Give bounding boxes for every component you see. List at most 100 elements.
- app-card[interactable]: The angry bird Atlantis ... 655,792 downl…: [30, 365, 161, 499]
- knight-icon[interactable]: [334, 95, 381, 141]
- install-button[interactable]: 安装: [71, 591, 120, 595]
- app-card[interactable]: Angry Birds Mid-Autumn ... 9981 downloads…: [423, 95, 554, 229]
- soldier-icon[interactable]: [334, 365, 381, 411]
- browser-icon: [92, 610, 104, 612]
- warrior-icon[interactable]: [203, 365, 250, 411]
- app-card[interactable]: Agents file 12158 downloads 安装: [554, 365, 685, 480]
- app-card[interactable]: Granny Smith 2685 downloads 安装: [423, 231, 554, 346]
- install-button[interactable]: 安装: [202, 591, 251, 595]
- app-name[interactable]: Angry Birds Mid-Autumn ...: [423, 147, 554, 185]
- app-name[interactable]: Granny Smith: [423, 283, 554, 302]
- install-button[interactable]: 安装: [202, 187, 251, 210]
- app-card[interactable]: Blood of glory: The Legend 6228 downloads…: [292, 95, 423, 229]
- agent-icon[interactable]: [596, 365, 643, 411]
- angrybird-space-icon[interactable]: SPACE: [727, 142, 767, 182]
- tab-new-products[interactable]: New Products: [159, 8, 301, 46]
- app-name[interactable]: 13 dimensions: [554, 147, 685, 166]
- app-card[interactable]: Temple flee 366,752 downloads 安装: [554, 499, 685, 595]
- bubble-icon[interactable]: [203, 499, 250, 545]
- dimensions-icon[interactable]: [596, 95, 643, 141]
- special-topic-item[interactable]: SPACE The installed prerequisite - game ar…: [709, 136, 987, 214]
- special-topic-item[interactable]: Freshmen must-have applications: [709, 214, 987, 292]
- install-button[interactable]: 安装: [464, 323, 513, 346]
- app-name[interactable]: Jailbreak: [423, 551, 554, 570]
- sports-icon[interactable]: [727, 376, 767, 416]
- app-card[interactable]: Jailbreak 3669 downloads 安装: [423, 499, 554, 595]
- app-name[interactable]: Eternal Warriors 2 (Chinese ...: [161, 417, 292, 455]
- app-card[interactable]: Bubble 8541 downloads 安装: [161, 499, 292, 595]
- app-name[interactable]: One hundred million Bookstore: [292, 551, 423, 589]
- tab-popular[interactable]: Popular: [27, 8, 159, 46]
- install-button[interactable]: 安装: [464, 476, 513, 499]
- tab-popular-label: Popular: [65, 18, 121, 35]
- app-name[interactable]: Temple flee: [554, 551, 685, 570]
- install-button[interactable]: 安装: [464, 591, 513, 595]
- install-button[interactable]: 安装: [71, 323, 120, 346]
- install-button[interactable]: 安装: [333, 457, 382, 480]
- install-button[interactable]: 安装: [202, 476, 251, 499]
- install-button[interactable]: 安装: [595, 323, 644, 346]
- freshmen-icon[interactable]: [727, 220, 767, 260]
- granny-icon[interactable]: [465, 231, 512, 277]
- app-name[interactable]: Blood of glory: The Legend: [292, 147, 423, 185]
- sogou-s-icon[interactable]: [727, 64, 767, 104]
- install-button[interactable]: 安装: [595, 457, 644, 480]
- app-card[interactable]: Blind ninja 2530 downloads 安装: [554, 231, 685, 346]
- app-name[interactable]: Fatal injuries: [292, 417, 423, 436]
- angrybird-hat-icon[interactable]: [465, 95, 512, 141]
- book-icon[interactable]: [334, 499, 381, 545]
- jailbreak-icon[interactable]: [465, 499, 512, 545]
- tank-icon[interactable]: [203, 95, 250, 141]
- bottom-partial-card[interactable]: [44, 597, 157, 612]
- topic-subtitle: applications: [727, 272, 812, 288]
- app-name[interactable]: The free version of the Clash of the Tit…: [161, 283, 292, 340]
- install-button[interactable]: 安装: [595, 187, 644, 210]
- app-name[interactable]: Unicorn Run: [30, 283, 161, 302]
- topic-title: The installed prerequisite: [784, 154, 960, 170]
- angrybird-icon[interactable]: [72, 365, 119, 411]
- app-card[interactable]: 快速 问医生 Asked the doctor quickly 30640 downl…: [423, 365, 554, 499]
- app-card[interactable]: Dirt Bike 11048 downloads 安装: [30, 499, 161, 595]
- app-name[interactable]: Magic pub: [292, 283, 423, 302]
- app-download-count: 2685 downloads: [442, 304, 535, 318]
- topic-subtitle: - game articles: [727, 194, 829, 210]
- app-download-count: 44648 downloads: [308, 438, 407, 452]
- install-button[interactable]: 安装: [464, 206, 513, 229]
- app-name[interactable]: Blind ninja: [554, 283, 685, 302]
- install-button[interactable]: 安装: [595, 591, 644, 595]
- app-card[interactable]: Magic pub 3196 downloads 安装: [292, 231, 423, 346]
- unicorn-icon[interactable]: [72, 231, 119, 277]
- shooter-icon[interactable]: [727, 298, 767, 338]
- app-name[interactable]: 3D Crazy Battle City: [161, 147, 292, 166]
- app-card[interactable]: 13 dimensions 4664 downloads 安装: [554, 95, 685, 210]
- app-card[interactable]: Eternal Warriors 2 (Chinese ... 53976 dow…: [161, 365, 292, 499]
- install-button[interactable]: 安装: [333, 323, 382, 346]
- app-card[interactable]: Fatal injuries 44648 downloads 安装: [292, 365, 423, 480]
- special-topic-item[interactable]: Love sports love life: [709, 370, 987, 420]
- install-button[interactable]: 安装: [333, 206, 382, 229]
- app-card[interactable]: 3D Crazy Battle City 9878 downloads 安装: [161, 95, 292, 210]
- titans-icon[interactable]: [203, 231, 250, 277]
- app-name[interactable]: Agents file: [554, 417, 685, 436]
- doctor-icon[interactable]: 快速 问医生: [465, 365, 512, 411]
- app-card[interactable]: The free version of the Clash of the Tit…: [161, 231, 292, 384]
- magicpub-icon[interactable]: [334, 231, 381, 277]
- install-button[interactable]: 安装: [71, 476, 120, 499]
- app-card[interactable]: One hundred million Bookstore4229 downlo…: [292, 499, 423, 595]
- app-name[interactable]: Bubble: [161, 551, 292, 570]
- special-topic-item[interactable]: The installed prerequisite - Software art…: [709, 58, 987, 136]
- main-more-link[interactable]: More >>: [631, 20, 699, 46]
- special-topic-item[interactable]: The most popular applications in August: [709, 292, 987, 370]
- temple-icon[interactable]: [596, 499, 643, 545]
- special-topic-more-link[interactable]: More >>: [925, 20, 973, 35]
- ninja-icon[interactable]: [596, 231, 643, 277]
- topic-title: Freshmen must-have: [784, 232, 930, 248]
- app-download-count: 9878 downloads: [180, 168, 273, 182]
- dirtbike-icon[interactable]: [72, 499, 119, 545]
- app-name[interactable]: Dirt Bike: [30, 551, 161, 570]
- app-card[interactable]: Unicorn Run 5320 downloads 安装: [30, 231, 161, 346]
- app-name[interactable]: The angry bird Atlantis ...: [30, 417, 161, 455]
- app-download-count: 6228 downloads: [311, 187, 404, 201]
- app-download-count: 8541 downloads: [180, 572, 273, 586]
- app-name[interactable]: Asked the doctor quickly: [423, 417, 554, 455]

## AIM OF THE EXERCISE
Reproduce the entire listing above line for line, changing nothing.

## WRITTEN REPLY
Give bounding boxes for every component you see. List at most 100 elements.
- app-card[interactable]: The angry bird Atlantis ... 655,792 downl…: [30, 365, 161, 499]
- knight-icon[interactable]: [334, 95, 381, 141]
- install-button[interactable]: 安装: [71, 591, 120, 595]
- app-card[interactable]: Angry Birds Mid-Autumn ... 9981 downloads…: [423, 95, 554, 229]
- soldier-icon[interactable]: [334, 365, 381, 411]
- browser-icon: [92, 610, 104, 612]
- warrior-icon[interactable]: [203, 365, 250, 411]
- app-card[interactable]: Agents file 12158 downloads 安装: [554, 365, 685, 480]
- app-card[interactable]: Granny Smith 2685 downloads 安装: [423, 231, 554, 346]
- install-button[interactable]: 安装: [202, 591, 251, 595]
- app-name[interactable]: Angry Birds Mid-Autumn ...: [423, 147, 554, 185]
- app-name[interactable]: Granny Smith: [423, 283, 554, 302]
- install-button[interactable]: 安装: [202, 187, 251, 210]
- app-card[interactable]: Blood of glory: The Legend 6228 downloads…: [292, 95, 423, 229]
- agent-icon[interactable]: [596, 365, 643, 411]
- angrybird-space-icon[interactable]: SPACE: [727, 142, 767, 182]
- tab-new-products[interactable]: New Products: [159, 8, 301, 46]
- app-name[interactable]: 13 dimensions: [554, 147, 685, 166]
- app-card[interactable]: Temple flee 366,752 downloads 安装: [554, 499, 685, 595]
- bubble-icon[interactable]: [203, 499, 250, 545]
- dimensions-icon[interactable]: [596, 95, 643, 141]
- special-topic-item[interactable]: SPACE The installed prerequisite - game ar…: [709, 136, 987, 214]
- special-topic-item[interactable]: Freshmen must-have applications: [709, 214, 987, 292]
- install-button[interactable]: 安装: [464, 323, 513, 346]
- app-name[interactable]: Jailbreak: [423, 551, 554, 570]
- sports-icon[interactable]: [727, 376, 767, 416]
- app-card[interactable]: Jailbreak 3669 downloads 安装: [423, 499, 554, 595]
- app-name[interactable]: Eternal Warriors 2 (Chinese ...: [161, 417, 292, 455]
- app-card[interactable]: Bubble 8541 downloads 安装: [161, 499, 292, 595]
- app-name[interactable]: One hundred million Bookstore: [292, 551, 423, 589]
- tab-popular[interactable]: Popular: [27, 8, 159, 46]
- install-button[interactable]: 安装: [464, 476, 513, 499]
- tab-popular-label: Popular: [65, 18, 121, 35]
- app-name[interactable]: Temple flee: [554, 551, 685, 570]
- install-button[interactable]: 安装: [464, 591, 513, 595]
- install-button[interactable]: 安装: [71, 323, 120, 346]
- install-button[interactable]: 安装: [333, 457, 382, 480]
- install-button[interactable]: 安装: [202, 476, 251, 499]
- install-button[interactable]: 安装: [595, 323, 644, 346]
- freshmen-icon[interactable]: [727, 220, 767, 260]
- granny-icon[interactable]: [465, 231, 512, 277]
- app-name[interactable]: Blood of glory: The Legend: [292, 147, 423, 185]
- sogou-s-icon[interactable]: [727, 64, 767, 104]
- install-button[interactable]: 安装: [595, 457, 644, 480]
- app-card[interactable]: Blind ninja 2530 downloads 安装: [554, 231, 685, 346]
- app-name[interactable]: Fatal injuries: [292, 417, 423, 436]
- angrybird-hat-icon[interactable]: [465, 95, 512, 141]
- book-icon[interactable]: [334, 499, 381, 545]
- jailbreak-icon[interactable]: [465, 499, 512, 545]
- tank-icon[interactable]: [203, 95, 250, 141]
- bottom-partial-card[interactable]: [44, 597, 157, 612]
- topic-subtitle: applications: [727, 272, 812, 288]
- app-name[interactable]: The free version of the Clash of the Tit…: [161, 283, 292, 340]
- install-button[interactable]: 安装: [595, 187, 644, 210]
- app-name[interactable]: Unicorn Run: [30, 283, 161, 302]
- topic-title: The installed prerequisite: [784, 154, 960, 170]
- angrybird-icon[interactable]: [72, 365, 119, 411]
- app-card[interactable]: 快速 问医生 Asked the doctor quickly 30640 downl…: [423, 365, 554, 499]
- app-card[interactable]: Dirt Bike 11048 downloads 安装: [30, 499, 161, 595]
- app-name[interactable]: Magic pub: [292, 283, 423, 302]
- app-download-count: 2685 downloads: [442, 304, 535, 318]
- topic-subtitle: - game articles: [727, 194, 829, 210]
- app-download-count: 44648 downloads: [308, 438, 407, 452]
- install-button[interactable]: 安装: [464, 206, 513, 229]
- app-name[interactable]: Blind ninja: [554, 283, 685, 302]
- install-button[interactable]: 安装: [595, 591, 644, 595]
- app-card[interactable]: Magic pub 3196 downloads 安装: [292, 231, 423, 346]
- unicorn-icon[interactable]: [72, 231, 119, 277]
- shooter-icon[interactable]: [727, 298, 767, 338]
- app-name[interactable]: 3D Crazy Battle City: [161, 147, 292, 166]
- app-card[interactable]: 13 dimensions 4664 downloads 安装: [554, 95, 685, 210]
- app-card[interactable]: Eternal Warriors 2 (Chinese ... 53976 dow…: [161, 365, 292, 499]
- install-button[interactable]: 安装: [333, 323, 382, 346]
- app-card[interactable]: Fatal injuries 44648 downloads 安装: [292, 365, 423, 480]
- special-topic-item[interactable]: Love sports love life: [709, 370, 987, 420]
- install-button[interactable]: 安装: [333, 206, 382, 229]
- app-card[interactable]: 3D Crazy Battle City 9878 downloads 安装: [161, 95, 292, 210]
- titans-icon[interactable]: [203, 231, 250, 277]
- app-name[interactable]: Agents file: [554, 417, 685, 436]
- doctor-icon[interactable]: 快速 问医生: [465, 365, 512, 411]
- app-card[interactable]: The free version of the Clash of the Tit…: [161, 231, 292, 384]
- magicpub-icon[interactable]: [334, 231, 381, 277]
- install-button[interactable]: 安装: [71, 476, 120, 499]
- app-card[interactable]: One hundred million Bookstore4229 downlo…: [292, 499, 423, 595]
- app-name[interactable]: Bubble: [161, 551, 292, 570]
- special-topic-item[interactable]: The installed prerequisite - Software art…: [709, 58, 987, 136]
- main-more-link[interactable]: More >>: [631, 20, 699, 46]
- special-topic-item[interactable]: The most popular applications in August: [709, 292, 987, 370]
- temple-icon[interactable]: [596, 499, 643, 545]
- special-topic-more-link[interactable]: More >>: [925, 20, 973, 35]
- ninja-icon[interactable]: [596, 231, 643, 277]
- topic-title: Freshmen must-have: [784, 232, 930, 248]
- app-download-count: 9878 downloads: [180, 168, 273, 182]
- dirtbike-icon[interactable]: [72, 499, 119, 545]
- app-name[interactable]: Dirt Bike: [30, 551, 161, 570]
- app-card[interactable]: Unicorn Run 5320 downloads 安装: [30, 231, 161, 346]
- app-name[interactable]: The angry bird Atlantis ...: [30, 417, 161, 455]
- app-download-count: 6228 downloads: [311, 187, 404, 201]
- app-download-count: 8541 downloads: [180, 572, 273, 586]
- app-name[interactable]: Asked the doctor quickly: [423, 417, 554, 455]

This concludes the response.